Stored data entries
------------------------------------------------------------------------

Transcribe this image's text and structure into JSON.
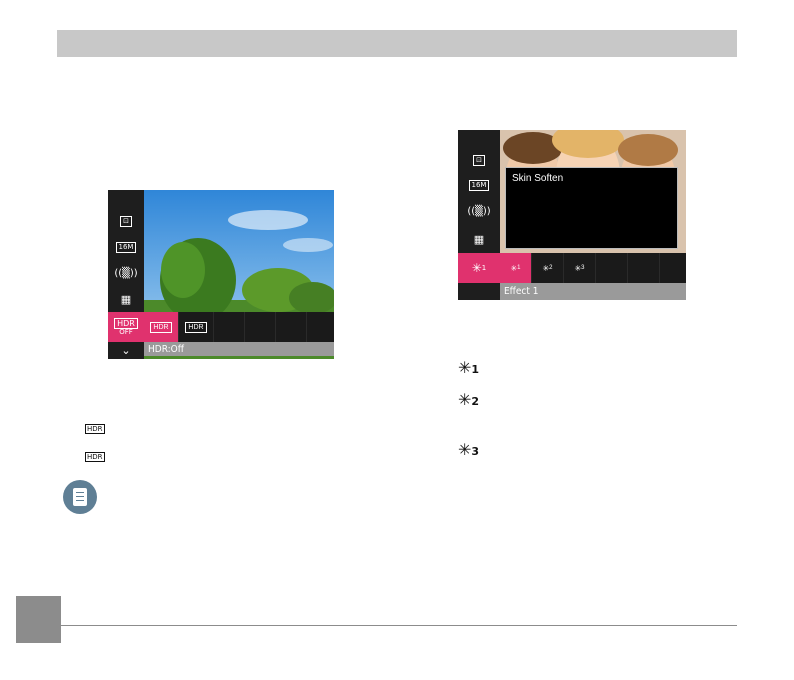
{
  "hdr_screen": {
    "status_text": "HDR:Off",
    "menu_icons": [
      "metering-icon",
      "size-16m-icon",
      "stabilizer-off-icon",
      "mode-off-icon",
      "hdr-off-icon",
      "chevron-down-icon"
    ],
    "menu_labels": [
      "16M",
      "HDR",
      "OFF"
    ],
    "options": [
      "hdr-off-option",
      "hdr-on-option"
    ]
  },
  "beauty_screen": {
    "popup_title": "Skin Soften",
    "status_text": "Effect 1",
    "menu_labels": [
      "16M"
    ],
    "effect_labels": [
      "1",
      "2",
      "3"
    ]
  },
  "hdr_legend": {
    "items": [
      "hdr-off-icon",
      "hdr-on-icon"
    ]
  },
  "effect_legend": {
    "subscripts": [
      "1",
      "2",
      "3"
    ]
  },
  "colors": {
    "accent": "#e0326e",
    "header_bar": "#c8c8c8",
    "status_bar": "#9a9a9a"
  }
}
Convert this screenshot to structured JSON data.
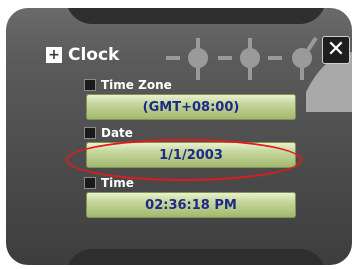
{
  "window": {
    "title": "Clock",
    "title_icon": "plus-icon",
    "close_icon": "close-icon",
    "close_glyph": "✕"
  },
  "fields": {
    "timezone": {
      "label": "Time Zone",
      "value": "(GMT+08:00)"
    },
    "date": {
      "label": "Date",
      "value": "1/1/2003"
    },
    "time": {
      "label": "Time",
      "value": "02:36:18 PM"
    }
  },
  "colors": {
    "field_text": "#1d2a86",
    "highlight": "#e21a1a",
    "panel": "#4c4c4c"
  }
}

------------------------------------------------------------------------

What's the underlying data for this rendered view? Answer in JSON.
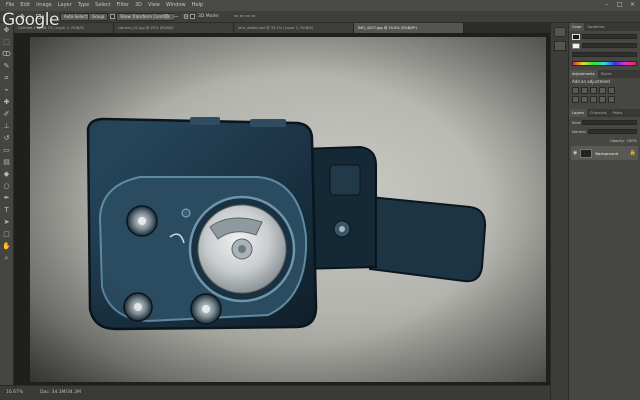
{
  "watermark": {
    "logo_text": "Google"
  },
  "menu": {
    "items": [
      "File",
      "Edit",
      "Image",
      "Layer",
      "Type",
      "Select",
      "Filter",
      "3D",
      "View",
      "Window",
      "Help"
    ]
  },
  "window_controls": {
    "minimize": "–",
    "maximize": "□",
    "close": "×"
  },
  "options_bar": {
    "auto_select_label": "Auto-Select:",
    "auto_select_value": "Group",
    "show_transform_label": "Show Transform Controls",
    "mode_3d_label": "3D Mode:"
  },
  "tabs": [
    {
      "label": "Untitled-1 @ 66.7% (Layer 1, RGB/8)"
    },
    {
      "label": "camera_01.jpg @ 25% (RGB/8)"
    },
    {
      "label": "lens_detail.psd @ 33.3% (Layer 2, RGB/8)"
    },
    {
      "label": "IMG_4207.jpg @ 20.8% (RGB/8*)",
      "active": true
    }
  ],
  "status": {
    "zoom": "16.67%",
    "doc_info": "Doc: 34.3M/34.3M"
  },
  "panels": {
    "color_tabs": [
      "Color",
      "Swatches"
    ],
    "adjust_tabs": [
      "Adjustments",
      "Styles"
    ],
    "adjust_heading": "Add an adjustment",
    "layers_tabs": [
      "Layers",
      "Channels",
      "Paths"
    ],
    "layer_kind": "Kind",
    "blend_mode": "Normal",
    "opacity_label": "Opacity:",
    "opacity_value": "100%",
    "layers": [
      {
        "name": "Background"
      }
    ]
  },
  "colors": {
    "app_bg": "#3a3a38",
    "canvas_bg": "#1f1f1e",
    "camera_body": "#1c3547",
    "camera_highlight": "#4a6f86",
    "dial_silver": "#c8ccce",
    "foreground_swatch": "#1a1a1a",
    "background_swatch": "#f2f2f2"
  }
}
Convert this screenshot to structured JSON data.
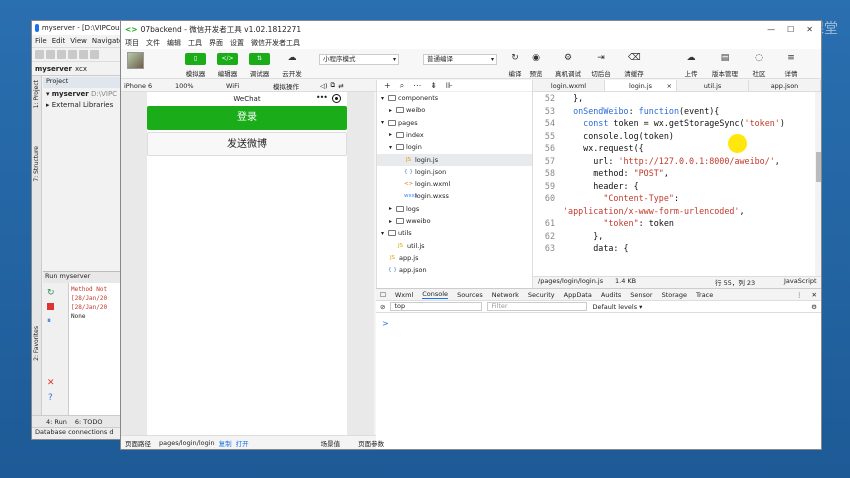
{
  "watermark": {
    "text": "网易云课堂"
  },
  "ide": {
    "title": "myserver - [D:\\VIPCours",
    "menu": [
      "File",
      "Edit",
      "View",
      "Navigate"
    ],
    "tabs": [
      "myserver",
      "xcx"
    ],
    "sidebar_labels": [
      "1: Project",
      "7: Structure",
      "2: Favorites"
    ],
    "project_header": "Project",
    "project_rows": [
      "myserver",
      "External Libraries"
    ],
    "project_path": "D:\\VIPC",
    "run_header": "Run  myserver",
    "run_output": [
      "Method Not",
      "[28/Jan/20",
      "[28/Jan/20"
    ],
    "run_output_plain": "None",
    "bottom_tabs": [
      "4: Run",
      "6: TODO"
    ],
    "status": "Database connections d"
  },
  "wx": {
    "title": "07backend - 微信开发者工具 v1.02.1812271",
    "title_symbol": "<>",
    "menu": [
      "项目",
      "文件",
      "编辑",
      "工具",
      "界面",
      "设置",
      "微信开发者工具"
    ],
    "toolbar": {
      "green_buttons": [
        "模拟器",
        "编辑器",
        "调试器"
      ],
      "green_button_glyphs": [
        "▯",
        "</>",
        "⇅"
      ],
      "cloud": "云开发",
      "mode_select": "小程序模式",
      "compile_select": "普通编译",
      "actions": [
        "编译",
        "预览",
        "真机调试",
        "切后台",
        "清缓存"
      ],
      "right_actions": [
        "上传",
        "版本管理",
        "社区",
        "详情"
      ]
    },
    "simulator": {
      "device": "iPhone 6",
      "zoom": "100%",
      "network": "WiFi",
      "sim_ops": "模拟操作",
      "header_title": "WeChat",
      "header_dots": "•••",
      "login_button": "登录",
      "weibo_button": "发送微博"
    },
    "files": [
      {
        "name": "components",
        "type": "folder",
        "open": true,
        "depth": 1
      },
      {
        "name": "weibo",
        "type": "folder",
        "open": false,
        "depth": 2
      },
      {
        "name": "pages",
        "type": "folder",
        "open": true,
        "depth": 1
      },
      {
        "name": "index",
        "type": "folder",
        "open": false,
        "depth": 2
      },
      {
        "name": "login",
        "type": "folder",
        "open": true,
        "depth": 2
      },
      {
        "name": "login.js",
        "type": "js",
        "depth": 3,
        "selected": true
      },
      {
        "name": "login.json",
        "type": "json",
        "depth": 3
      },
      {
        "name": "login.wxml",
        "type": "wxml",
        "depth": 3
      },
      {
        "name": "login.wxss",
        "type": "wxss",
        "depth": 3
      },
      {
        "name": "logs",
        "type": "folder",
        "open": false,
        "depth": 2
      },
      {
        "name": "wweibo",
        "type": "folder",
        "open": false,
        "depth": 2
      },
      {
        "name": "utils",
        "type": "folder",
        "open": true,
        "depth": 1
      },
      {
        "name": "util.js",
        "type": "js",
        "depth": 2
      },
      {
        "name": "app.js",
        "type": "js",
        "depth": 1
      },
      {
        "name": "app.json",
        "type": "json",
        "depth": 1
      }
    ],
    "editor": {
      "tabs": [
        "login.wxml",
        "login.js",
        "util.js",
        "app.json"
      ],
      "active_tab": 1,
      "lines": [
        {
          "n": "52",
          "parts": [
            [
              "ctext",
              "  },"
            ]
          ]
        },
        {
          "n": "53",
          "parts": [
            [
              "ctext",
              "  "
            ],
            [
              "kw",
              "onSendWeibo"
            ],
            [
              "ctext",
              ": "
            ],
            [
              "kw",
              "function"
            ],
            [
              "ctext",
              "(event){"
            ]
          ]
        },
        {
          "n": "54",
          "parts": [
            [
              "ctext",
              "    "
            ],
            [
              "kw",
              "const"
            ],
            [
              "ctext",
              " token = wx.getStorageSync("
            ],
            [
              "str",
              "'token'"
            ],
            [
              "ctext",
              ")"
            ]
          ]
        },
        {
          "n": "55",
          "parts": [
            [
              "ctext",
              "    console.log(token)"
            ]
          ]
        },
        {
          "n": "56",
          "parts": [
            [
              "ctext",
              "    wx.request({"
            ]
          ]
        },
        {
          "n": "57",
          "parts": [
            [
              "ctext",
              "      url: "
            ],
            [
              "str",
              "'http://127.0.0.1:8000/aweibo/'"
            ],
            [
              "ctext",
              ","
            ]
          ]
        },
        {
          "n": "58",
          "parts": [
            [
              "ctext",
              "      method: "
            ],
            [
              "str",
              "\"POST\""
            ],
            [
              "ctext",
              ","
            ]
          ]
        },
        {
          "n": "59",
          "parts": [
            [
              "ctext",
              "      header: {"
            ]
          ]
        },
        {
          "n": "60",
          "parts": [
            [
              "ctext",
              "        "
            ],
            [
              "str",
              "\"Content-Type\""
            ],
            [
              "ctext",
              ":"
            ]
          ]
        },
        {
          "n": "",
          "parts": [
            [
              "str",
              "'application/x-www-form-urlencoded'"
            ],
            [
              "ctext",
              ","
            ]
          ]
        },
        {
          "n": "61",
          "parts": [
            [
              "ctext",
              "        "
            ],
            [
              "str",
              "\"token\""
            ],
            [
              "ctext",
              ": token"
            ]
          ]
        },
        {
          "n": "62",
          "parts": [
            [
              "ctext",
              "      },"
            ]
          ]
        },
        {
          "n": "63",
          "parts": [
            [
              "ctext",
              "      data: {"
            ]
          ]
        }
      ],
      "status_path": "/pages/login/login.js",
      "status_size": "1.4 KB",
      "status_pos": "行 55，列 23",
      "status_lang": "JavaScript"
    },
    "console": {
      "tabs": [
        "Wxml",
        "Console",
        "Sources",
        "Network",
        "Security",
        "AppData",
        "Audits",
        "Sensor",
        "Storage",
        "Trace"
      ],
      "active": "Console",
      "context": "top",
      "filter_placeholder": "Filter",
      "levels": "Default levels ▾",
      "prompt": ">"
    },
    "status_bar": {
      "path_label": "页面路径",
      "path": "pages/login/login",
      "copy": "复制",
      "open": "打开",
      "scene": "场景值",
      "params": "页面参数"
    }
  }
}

------------------------------------------------------------------------

§ EXERCISE BRIEF:
Which lines in the listing above hold the word "token"? Show each of them.

§ REPLY TO THE TASK:
              " token = wx.getStorageSync("
              "'token'"
              "    console.log(token)"
              "\"token\""
              ": token"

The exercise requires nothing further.